**Stated exercise**
Print the entries that appear below, exactly as written and without their pictures.

*** Excerpted data ***

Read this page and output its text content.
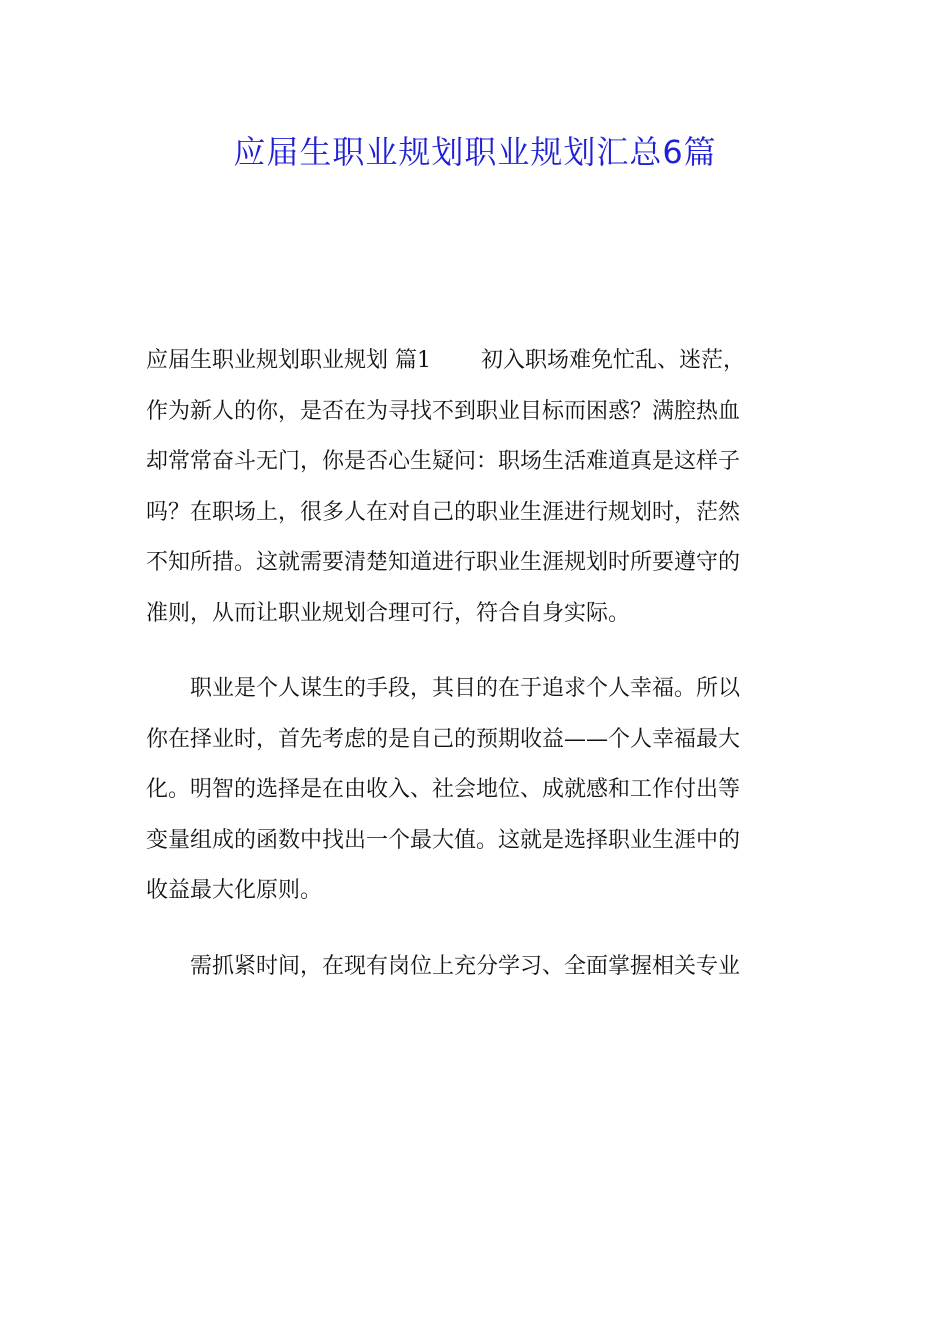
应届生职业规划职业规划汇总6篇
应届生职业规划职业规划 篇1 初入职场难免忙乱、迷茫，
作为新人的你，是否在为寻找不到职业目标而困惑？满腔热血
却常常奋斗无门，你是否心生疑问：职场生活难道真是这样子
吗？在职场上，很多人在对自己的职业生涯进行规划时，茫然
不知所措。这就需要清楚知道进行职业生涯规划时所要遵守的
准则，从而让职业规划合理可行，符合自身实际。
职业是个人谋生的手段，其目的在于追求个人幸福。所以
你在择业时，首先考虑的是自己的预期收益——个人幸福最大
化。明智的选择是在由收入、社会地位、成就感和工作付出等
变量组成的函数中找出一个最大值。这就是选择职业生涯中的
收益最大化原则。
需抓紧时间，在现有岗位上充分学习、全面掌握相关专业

***

**Correct answer**
Read this page and output its text content.
应届生职业规划职业规划汇总6篇
应届生职业规划职业规划 篇1 初入职场难免忙乱、迷茫，
作为新人的你，是否在为寻找不到职业目标而困惑？满腔热血
却常常奋斗无门，你是否心生疑问：职场生活难道真是这样子
吗？在职场上，很多人在对自己的职业生涯进行规划时，茫然
不知所措。这就需要清楚知道进行职业生涯规划时所要遵守的
准则，从而让职业规划合理可行，符合自身实际。
职业是个人谋生的手段，其目的在于追求个人幸福。所以
你在择业时，首先考虑的是自己的预期收益——个人幸福最大
化。明智的选择是在由收入、社会地位、成就感和工作付出等
变量组成的函数中找出一个最大值。这就是选择职业生涯中的
收益最大化原则。
需抓紧时间，在现有岗位上充分学习、全面掌握相关专业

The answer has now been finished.